Required task: Leaving out the pictures, transcribe all of the records faithfully.

Records:
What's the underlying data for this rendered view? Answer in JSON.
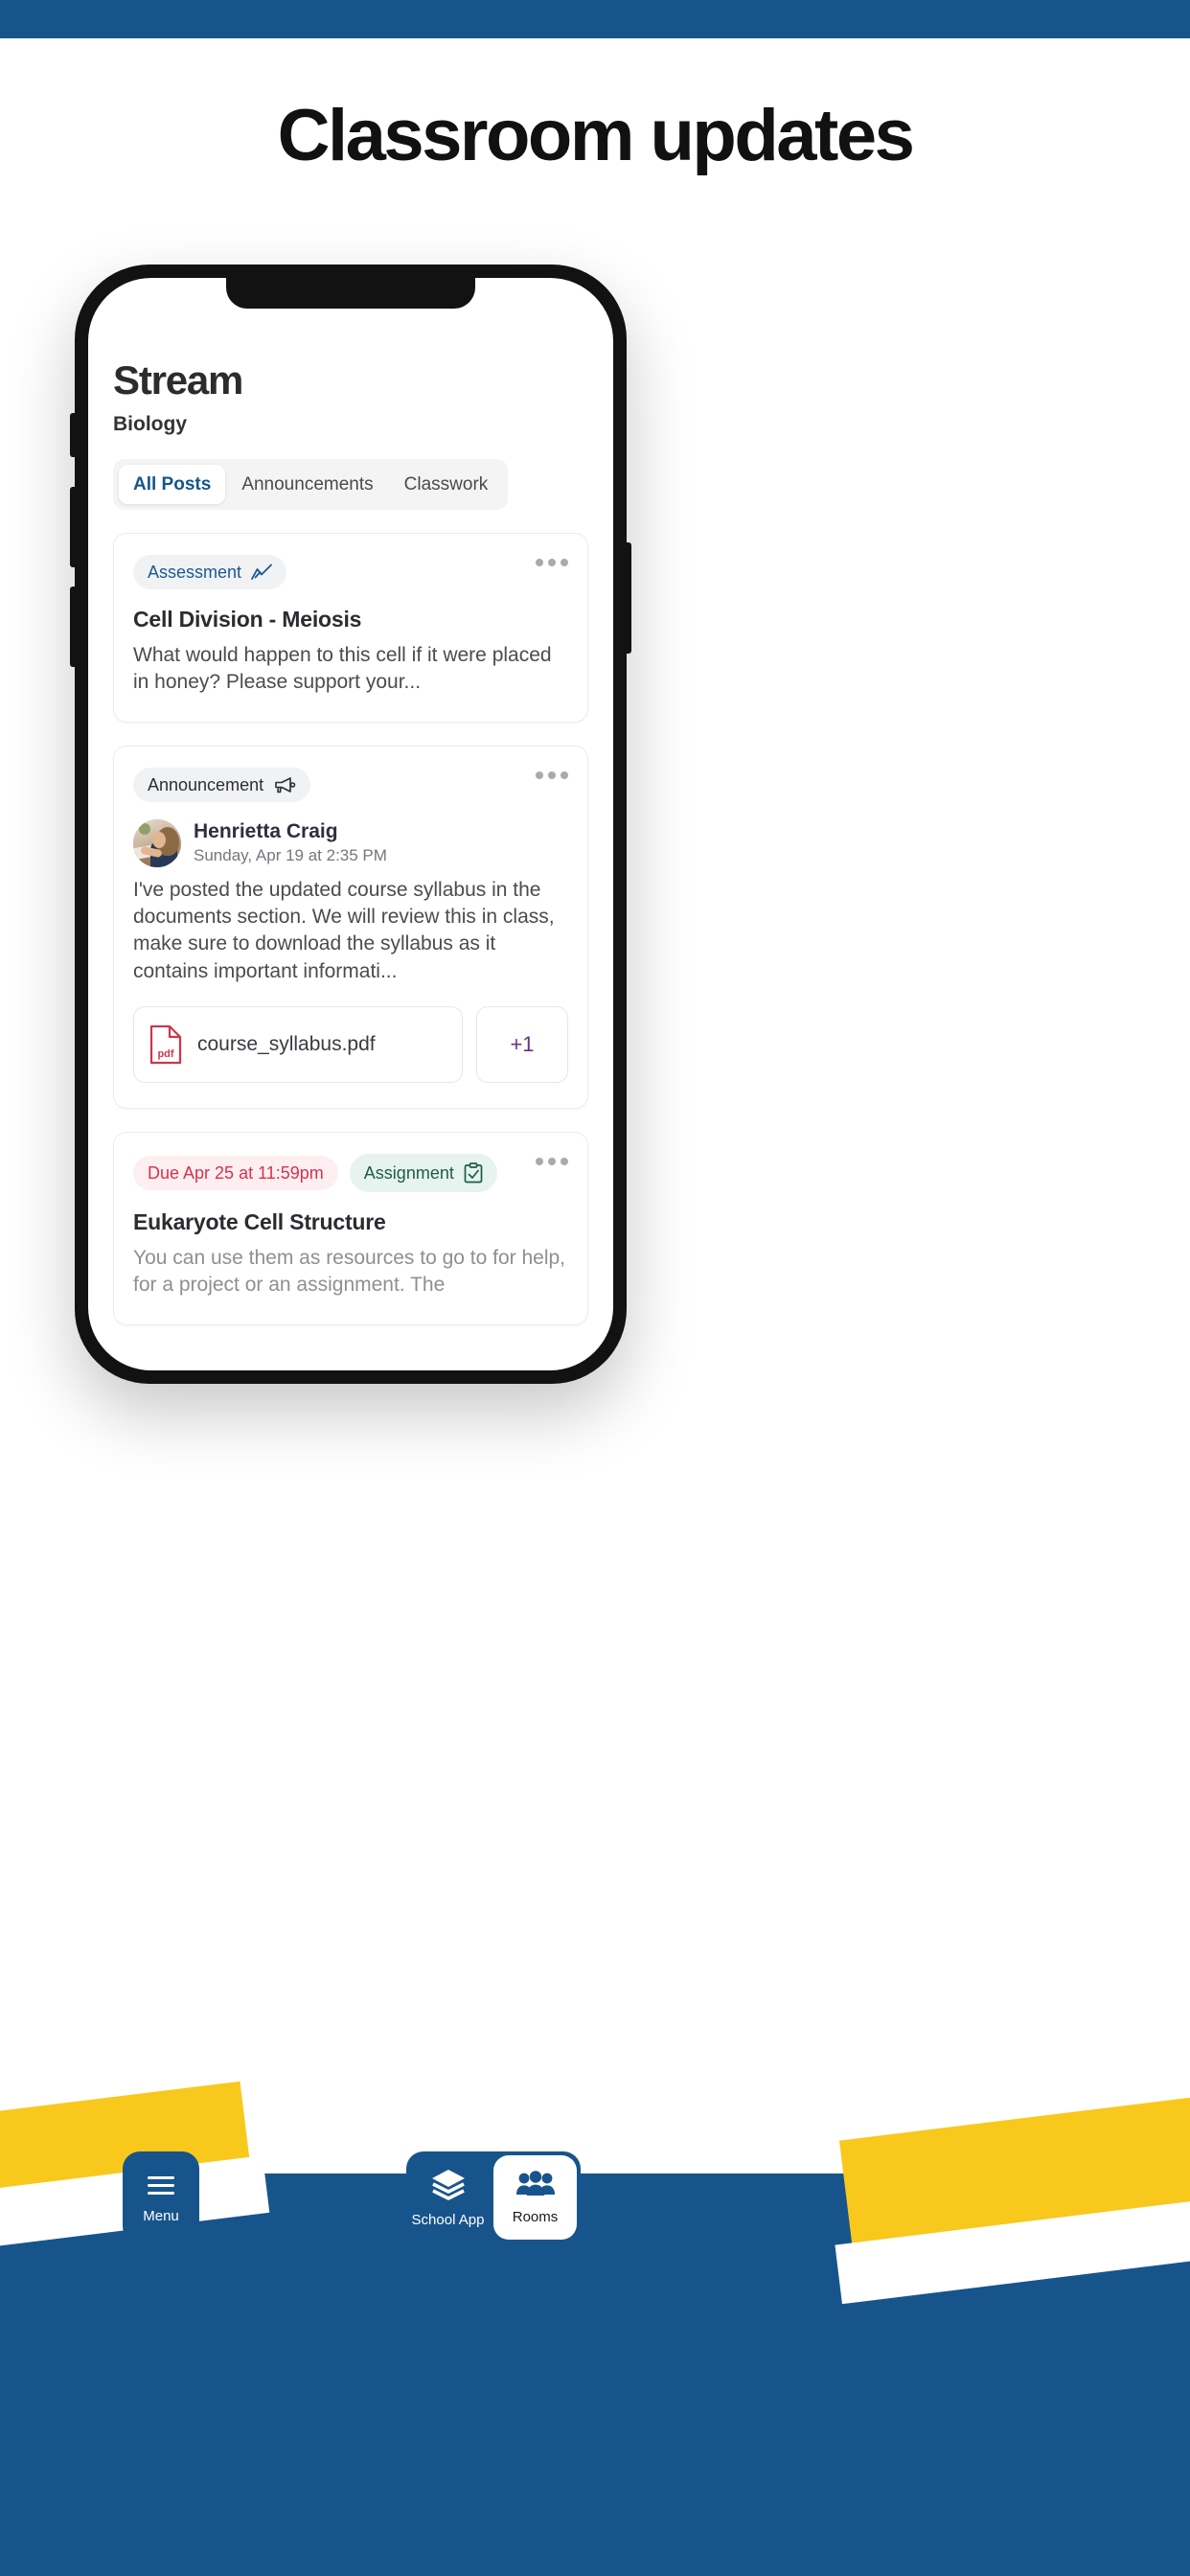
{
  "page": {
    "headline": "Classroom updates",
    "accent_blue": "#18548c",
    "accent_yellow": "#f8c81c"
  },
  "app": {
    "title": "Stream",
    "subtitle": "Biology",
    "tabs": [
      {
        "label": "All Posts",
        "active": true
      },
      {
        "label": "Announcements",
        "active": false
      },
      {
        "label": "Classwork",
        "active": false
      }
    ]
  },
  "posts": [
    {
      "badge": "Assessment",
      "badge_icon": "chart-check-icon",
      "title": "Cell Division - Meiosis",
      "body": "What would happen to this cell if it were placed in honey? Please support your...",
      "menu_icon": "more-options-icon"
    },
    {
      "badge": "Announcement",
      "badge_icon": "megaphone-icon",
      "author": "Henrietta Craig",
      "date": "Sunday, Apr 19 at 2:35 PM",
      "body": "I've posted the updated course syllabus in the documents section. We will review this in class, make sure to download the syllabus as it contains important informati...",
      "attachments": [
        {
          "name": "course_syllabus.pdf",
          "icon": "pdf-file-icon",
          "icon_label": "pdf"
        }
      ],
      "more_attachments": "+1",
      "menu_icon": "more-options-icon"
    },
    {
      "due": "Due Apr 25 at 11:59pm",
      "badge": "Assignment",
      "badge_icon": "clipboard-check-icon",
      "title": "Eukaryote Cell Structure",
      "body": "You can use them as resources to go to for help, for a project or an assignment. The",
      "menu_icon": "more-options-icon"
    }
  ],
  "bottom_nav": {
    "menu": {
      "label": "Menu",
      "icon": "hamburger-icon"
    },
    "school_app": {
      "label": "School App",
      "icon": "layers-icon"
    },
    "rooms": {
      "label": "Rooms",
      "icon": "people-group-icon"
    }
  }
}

Exercise solution:
What's the underlying data for this rendered view? Answer in JSON.
{
  "page": {
    "headline": "Classroom updates",
    "accent_blue": "#18548c",
    "accent_yellow": "#f8c81c"
  },
  "app": {
    "title": "Stream",
    "subtitle": "Biology",
    "tabs": [
      {
        "label": "All Posts",
        "active": true
      },
      {
        "label": "Announcements",
        "active": false
      },
      {
        "label": "Classwork",
        "active": false
      }
    ]
  },
  "posts": [
    {
      "badge": "Assessment",
      "badge_icon": "chart-check-icon",
      "title": "Cell Division - Meiosis",
      "body": "What would happen to this cell if it were placed in honey? Please support your...",
      "menu_icon": "more-options-icon"
    },
    {
      "badge": "Announcement",
      "badge_icon": "megaphone-icon",
      "author": "Henrietta Craig",
      "date": "Sunday, Apr 19 at 2:35 PM",
      "body": "I've posted the updated course syllabus in the documents section. We will review this in class, make sure to download the syllabus as it contains important informati...",
      "attachments": [
        {
          "name": "course_syllabus.pdf",
          "icon": "pdf-file-icon",
          "icon_label": "pdf"
        }
      ],
      "more_attachments": "+1",
      "menu_icon": "more-options-icon"
    },
    {
      "due": "Due Apr 25 at 11:59pm",
      "badge": "Assignment",
      "badge_icon": "clipboard-check-icon",
      "title": "Eukaryote Cell Structure",
      "body": "You can use them as resources to go to for help, for a project or an assignment. The",
      "menu_icon": "more-options-icon"
    }
  ],
  "bottom_nav": {
    "menu": {
      "label": "Menu",
      "icon": "hamburger-icon"
    },
    "school_app": {
      "label": "School App",
      "icon": "layers-icon"
    },
    "rooms": {
      "label": "Rooms",
      "icon": "people-group-icon"
    }
  }
}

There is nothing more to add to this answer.